Given request =
State how many lines of the records contain the string "heading", and give no other information.

Records for processing =
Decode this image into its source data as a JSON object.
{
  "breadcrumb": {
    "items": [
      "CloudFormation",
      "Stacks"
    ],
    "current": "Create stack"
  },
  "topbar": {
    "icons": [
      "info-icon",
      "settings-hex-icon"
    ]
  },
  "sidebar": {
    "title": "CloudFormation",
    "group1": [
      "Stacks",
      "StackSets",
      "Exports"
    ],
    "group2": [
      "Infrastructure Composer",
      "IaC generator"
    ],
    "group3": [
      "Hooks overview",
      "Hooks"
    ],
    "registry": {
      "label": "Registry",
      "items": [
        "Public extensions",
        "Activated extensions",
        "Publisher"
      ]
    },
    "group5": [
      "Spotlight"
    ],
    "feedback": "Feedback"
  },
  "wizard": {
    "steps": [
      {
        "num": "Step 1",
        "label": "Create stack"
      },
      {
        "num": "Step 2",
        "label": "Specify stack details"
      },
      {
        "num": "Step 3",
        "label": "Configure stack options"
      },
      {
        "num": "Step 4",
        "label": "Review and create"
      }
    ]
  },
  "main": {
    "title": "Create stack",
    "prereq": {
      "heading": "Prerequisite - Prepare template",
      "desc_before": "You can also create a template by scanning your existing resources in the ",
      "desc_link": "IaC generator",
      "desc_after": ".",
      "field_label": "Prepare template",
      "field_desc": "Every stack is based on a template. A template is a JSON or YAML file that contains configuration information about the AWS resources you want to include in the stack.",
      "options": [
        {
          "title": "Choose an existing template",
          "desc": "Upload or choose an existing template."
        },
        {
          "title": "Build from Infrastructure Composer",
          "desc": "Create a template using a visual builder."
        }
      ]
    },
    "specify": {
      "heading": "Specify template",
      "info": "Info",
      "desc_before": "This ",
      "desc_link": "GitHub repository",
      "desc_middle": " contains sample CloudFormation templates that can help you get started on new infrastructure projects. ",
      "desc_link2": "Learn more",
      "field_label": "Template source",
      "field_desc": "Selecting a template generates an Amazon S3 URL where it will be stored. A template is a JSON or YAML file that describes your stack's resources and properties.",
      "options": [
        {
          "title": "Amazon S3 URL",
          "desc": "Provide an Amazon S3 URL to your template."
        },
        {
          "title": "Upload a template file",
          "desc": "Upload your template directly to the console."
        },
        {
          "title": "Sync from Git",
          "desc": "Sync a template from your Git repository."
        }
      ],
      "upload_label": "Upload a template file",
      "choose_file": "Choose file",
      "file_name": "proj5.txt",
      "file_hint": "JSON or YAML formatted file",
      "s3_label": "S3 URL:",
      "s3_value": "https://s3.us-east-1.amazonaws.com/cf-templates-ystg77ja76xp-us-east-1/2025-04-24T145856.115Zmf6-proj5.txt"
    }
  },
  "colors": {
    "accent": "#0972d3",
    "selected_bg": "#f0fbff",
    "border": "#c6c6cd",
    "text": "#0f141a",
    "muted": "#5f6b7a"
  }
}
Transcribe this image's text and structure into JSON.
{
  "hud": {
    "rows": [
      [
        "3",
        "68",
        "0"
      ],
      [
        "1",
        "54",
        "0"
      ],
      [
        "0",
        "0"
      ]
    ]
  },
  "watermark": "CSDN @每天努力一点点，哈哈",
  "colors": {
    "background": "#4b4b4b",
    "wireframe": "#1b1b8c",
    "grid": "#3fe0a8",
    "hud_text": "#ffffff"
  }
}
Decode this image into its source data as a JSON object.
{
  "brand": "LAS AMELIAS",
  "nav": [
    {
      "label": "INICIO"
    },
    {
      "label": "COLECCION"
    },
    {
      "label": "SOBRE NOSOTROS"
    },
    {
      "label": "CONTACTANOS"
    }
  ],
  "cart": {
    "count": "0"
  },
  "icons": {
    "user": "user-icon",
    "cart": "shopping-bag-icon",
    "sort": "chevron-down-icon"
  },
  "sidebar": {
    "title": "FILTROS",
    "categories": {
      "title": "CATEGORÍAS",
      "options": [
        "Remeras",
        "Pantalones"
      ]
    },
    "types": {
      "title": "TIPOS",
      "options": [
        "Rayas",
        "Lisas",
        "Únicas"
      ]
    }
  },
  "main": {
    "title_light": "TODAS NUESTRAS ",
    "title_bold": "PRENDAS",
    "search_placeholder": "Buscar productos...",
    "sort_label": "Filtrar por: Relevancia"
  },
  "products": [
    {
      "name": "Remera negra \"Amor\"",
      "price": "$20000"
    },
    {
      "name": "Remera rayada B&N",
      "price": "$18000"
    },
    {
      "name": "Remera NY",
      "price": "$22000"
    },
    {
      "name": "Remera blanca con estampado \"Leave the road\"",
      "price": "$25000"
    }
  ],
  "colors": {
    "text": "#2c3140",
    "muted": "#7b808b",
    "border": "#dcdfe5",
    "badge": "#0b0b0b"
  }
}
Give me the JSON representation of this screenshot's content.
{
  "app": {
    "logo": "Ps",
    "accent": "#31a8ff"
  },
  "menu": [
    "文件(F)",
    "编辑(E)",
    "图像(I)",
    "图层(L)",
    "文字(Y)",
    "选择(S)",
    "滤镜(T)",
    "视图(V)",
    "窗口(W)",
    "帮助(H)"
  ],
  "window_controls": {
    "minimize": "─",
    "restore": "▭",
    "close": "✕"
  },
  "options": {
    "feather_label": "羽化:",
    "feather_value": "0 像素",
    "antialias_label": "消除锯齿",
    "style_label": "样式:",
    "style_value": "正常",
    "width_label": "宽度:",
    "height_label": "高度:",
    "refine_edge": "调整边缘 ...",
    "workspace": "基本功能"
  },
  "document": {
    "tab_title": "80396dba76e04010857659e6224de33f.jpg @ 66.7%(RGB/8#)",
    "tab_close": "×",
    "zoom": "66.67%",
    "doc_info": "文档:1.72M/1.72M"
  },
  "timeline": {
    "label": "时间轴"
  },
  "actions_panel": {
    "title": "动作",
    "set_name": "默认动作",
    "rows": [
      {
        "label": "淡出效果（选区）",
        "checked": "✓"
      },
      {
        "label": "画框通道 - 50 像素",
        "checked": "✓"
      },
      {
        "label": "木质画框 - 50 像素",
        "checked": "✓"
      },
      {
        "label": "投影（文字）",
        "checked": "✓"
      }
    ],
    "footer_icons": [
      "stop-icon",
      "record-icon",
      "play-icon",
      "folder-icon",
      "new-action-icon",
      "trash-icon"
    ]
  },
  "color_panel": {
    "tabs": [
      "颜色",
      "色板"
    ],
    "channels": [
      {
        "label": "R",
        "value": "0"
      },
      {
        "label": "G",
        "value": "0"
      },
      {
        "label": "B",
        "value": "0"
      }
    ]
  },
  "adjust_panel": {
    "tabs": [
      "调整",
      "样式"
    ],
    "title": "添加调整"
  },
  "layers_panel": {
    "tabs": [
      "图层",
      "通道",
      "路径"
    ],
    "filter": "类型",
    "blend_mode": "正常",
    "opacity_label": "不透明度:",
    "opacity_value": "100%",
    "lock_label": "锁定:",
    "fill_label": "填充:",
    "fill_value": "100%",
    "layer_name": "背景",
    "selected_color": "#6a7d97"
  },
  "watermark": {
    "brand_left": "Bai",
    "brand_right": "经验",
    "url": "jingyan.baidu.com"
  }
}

Full response =
2